*Material for this task:*
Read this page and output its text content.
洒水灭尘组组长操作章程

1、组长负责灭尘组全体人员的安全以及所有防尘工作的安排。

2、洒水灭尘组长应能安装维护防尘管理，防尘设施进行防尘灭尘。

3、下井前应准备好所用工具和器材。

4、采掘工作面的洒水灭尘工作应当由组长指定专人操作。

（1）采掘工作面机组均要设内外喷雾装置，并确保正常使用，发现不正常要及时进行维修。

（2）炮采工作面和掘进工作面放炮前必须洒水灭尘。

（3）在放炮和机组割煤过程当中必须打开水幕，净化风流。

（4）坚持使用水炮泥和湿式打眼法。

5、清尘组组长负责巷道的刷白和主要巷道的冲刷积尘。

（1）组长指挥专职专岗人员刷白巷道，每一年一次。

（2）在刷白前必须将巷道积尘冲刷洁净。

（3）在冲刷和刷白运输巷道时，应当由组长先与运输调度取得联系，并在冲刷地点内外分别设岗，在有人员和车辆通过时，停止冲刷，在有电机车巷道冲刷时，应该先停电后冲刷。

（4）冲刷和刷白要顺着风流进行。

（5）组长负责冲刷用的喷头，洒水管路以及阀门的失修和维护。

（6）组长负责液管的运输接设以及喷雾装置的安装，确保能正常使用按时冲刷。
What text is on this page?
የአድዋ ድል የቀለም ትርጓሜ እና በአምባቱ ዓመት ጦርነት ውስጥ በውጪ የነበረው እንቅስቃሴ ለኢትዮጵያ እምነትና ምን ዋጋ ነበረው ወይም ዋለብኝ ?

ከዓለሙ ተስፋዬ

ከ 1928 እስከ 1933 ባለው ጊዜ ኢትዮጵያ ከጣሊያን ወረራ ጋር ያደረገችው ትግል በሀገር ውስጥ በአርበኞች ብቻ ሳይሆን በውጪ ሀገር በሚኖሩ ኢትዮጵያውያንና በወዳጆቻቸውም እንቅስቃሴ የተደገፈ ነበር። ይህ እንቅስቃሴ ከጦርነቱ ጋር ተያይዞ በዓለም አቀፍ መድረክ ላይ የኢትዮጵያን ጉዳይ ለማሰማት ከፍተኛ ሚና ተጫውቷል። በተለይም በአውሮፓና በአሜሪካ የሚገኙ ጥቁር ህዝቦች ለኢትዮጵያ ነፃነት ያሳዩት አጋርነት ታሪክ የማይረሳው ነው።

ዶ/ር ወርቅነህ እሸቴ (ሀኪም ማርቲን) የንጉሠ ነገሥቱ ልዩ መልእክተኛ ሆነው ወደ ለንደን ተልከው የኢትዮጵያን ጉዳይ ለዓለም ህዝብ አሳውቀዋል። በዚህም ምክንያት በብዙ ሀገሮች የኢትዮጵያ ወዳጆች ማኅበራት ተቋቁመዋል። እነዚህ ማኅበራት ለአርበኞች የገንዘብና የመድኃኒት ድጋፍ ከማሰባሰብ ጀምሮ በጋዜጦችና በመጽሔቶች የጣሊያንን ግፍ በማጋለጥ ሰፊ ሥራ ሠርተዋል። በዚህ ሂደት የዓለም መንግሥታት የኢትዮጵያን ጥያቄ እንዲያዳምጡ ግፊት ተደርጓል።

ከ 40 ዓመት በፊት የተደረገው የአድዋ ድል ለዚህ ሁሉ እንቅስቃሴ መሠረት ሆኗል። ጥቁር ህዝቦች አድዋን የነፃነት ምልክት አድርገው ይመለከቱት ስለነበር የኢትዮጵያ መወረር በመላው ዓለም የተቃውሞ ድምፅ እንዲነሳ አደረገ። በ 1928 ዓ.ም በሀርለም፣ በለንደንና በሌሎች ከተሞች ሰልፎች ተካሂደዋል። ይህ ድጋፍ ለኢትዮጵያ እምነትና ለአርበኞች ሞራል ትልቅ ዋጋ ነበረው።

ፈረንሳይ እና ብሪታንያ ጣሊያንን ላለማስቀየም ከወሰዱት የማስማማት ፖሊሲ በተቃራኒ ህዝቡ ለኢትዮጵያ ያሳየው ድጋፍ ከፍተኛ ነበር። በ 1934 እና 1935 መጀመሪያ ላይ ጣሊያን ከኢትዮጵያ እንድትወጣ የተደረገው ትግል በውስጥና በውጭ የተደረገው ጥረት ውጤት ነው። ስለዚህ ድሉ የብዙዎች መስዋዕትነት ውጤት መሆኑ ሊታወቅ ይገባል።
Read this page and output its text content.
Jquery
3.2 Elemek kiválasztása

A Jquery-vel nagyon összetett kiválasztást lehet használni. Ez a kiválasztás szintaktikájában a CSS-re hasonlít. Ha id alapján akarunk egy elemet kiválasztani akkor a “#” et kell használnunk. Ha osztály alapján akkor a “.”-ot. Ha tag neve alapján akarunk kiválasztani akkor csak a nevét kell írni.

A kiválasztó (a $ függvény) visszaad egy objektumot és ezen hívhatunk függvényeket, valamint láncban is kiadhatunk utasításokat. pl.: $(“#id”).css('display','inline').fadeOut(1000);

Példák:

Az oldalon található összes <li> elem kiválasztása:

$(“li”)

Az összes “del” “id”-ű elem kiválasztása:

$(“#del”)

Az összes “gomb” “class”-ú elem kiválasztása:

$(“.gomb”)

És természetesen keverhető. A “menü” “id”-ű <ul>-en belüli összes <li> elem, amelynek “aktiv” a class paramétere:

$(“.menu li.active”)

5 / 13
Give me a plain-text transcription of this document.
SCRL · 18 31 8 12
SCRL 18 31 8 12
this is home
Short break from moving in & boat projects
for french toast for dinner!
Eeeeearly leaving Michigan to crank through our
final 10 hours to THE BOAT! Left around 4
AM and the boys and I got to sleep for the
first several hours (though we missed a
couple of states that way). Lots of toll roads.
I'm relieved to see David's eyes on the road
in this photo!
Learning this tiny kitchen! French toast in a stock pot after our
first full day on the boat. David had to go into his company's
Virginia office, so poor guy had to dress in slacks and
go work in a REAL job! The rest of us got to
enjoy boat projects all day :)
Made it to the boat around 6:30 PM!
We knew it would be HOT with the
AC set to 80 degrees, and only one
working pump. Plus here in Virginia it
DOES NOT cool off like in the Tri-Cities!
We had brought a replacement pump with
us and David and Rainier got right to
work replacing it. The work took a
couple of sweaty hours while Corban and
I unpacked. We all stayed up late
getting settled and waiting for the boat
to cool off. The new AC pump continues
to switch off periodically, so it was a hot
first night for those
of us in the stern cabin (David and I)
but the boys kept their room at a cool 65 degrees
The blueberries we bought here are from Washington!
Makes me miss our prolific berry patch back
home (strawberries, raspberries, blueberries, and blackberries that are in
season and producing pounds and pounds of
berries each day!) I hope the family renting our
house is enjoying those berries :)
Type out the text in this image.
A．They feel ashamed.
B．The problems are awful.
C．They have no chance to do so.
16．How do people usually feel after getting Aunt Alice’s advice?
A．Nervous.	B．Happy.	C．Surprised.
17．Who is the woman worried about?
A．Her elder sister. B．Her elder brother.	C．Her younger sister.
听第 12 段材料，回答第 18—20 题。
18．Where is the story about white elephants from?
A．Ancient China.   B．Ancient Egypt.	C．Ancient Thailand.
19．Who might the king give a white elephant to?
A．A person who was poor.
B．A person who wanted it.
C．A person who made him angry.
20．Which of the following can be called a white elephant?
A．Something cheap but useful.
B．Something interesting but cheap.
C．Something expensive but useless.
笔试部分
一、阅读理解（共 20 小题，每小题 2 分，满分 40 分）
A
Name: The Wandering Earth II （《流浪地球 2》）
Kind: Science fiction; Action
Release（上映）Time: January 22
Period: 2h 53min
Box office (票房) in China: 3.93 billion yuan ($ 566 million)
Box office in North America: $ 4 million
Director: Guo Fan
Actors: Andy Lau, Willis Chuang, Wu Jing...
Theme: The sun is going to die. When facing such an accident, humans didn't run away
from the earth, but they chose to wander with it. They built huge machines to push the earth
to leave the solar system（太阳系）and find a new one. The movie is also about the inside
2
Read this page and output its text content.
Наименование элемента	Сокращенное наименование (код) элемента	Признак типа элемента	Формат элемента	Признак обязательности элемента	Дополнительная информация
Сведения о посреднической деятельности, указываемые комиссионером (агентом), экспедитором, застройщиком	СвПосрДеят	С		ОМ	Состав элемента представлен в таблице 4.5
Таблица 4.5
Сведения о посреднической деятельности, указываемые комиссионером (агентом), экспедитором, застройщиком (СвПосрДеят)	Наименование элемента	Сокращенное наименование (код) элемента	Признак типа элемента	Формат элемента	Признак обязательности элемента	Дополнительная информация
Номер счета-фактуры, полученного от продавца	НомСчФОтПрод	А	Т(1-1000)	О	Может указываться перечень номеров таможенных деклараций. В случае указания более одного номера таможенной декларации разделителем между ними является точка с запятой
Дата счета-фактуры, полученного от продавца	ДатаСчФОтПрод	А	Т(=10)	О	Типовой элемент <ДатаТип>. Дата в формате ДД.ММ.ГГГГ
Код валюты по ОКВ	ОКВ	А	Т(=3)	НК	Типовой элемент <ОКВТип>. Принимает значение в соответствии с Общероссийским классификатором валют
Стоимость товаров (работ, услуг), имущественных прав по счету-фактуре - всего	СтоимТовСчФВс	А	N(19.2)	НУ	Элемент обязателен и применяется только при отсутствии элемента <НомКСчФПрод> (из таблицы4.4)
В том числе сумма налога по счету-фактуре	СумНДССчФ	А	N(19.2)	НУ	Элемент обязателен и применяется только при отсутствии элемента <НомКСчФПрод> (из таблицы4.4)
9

*Problem to work on:* Of the lines in the material above, state how many contain the string "kiválasztása"; give no other text.

*Task output:* 4